- **DO THIS**
List each line of the data in which the string "soirée" appears.

--- BEGIN ---

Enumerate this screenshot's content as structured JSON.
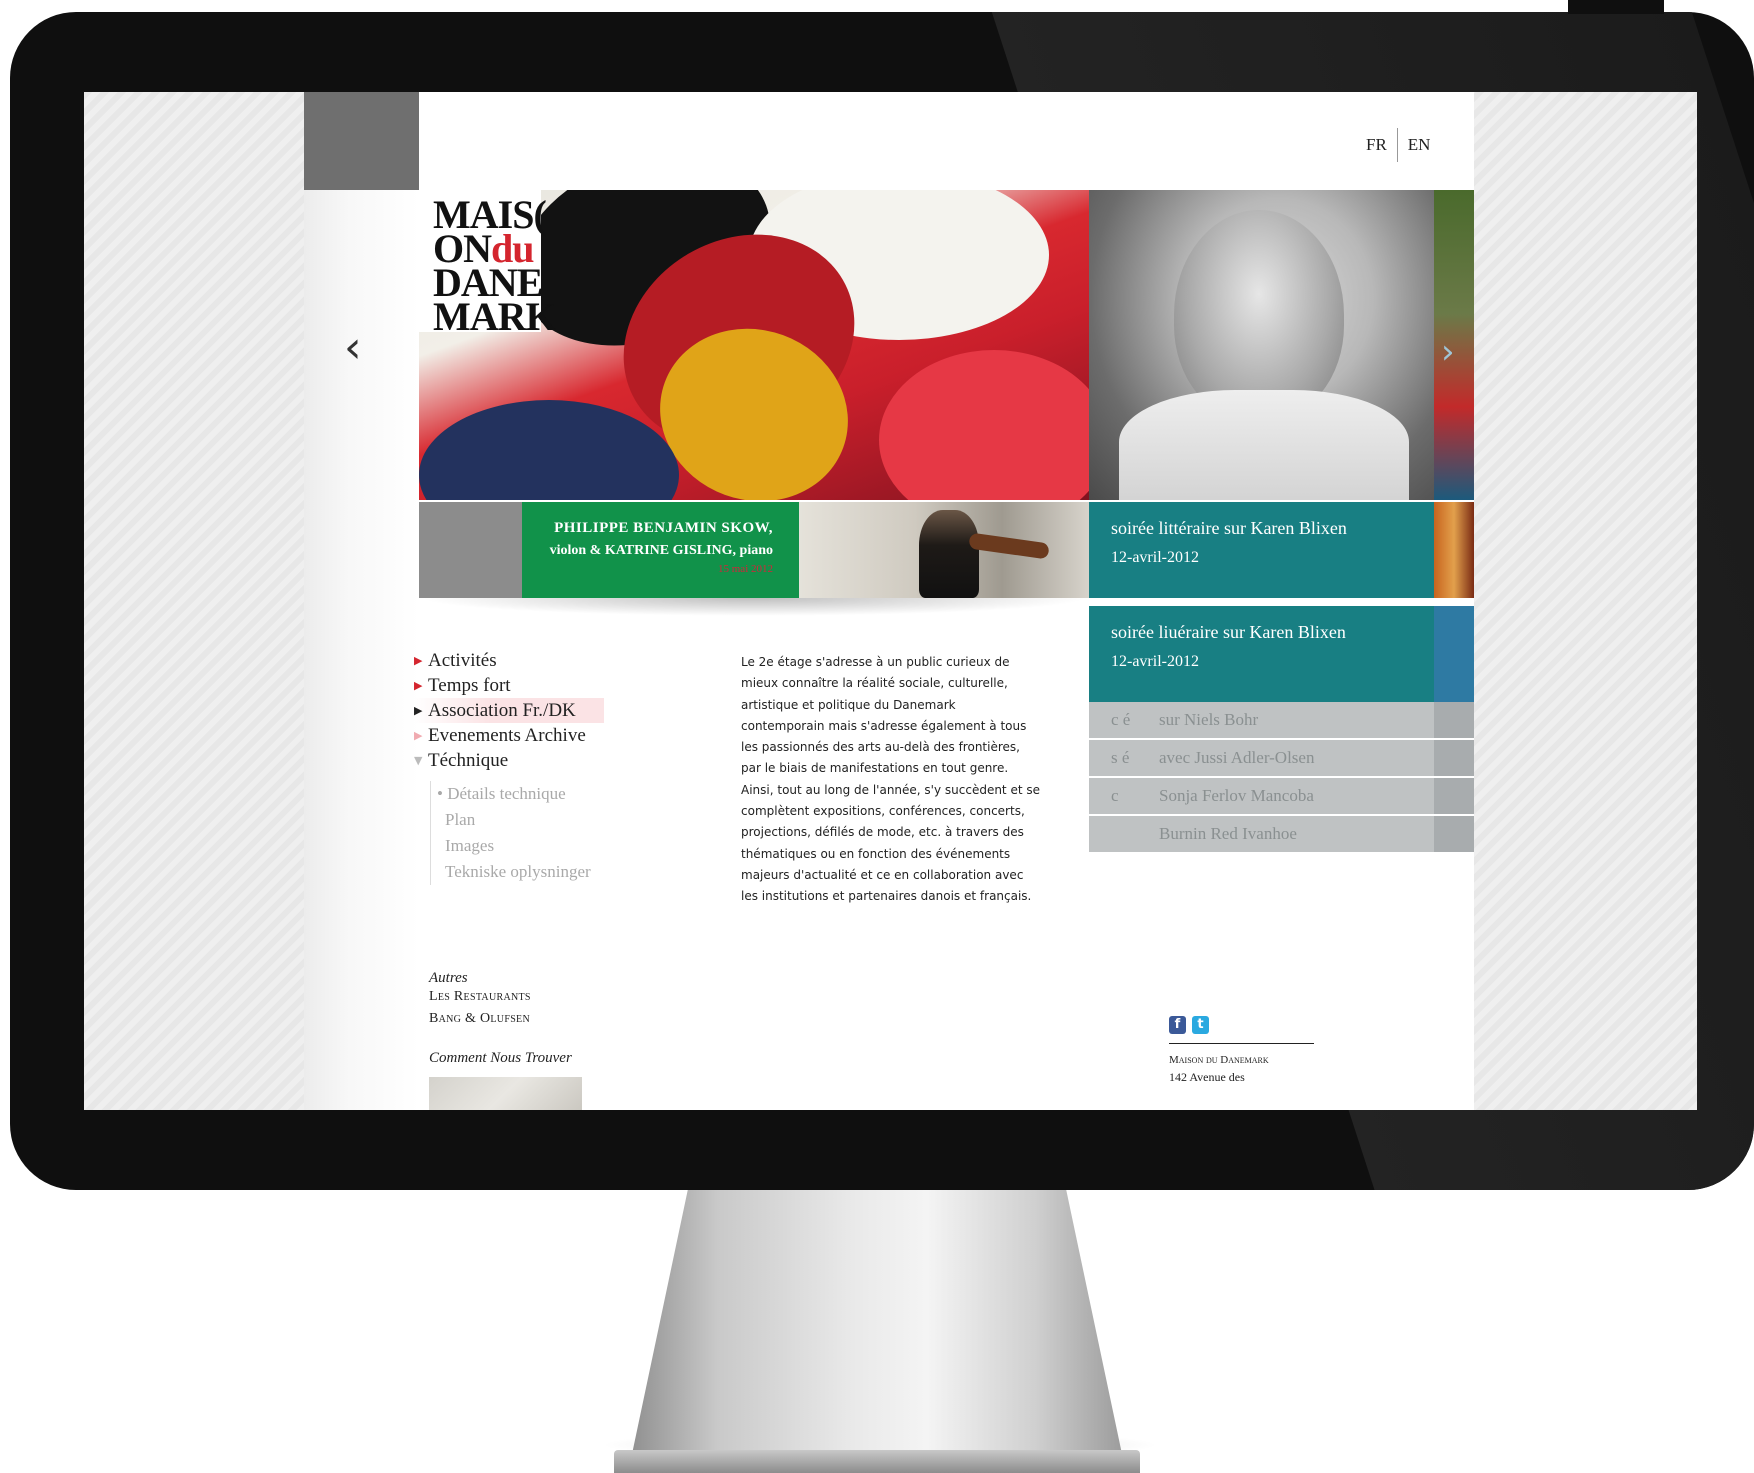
{
  "language": {
    "fr": "FR",
    "en": "EN"
  },
  "logo": {
    "line1": "MAIS(",
    "line2a": "ON",
    "line2b": "du",
    "line3": "DANE",
    "line4": "MARK"
  },
  "slider": {
    "prev_icon": "chevron-left-icon",
    "next_icon": "chevron-right-icon",
    "prev_glyph": "‹",
    "next_glyph": "›"
  },
  "banner": {
    "concert": {
      "title": "PHILIPPE BENJAMIN SKOW,",
      "subtitle": "violon & KATRINE GISLING, piano",
      "date": "15 mai 2012"
    },
    "event": {
      "title": "soirée littéraire sur Karen Blixen",
      "date": "12-avril-2012"
    }
  },
  "events": {
    "featured": {
      "title": "soirée liuéraire sur Karen Blixen",
      "date": "12-avril-2012"
    },
    "rows": [
      {
        "prefix": "c   é",
        "label": "sur Niels Bohr"
      },
      {
        "prefix": "s   é",
        "label": "avec Jussi Adler-Olsen"
      },
      {
        "prefix": "c",
        "label": "Sonja Ferlov Mancoba"
      },
      {
        "prefix": "",
        "label": "Burnin Red Ivanhoe"
      }
    ]
  },
  "nav": {
    "items": [
      {
        "label": "Activités"
      },
      {
        "label": "Temps fort"
      },
      {
        "label": "Association Fr./DK"
      },
      {
        "label": "Evenements Archive"
      },
      {
        "label": "Téchnique"
      }
    ],
    "sub_items": [
      "• Détails technique",
      "Plan",
      "Images",
      "Tekniske oplysninger"
    ]
  },
  "intro_text": "Le 2e étage s'adresse à un public curieux de mieux connaître la réalité sociale, culturelle, artistique et politique du Danemark contemporain mais s'adresse également à tous les passionnés des arts au-delà des frontières, par le biais de manifestations en tout genre. Ainsi, tout au long de l'année, s'y succèdent et se complètent expositions, conférences, concerts, projections, défilés de mode, etc. à travers des thématiques ou en fonction des événements majeurs d'actualité et ce en collaboration avec les institutions et partenaires danois et français.",
  "autres": {
    "header": "Autres",
    "links": [
      "Les Restaurants",
      "Bang & Olufsen"
    ]
  },
  "find_us": "Comment Nous Trouver",
  "social": {
    "facebook": "f",
    "twitter": "t"
  },
  "footer": {
    "name": "Maison du Danemark",
    "address": "142 Avenue des"
  },
  "colors": {
    "accent_red": "#d4252e",
    "green": "#11924a",
    "teal": "#187f83",
    "bezel": "#0f0f0f"
  }
}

--- END ---

- **CORRECT RESPONSE**
      "title": "soirée littéraire sur Karen Blixen",
      "title": "soirée liuéraire sur Karen Blixen",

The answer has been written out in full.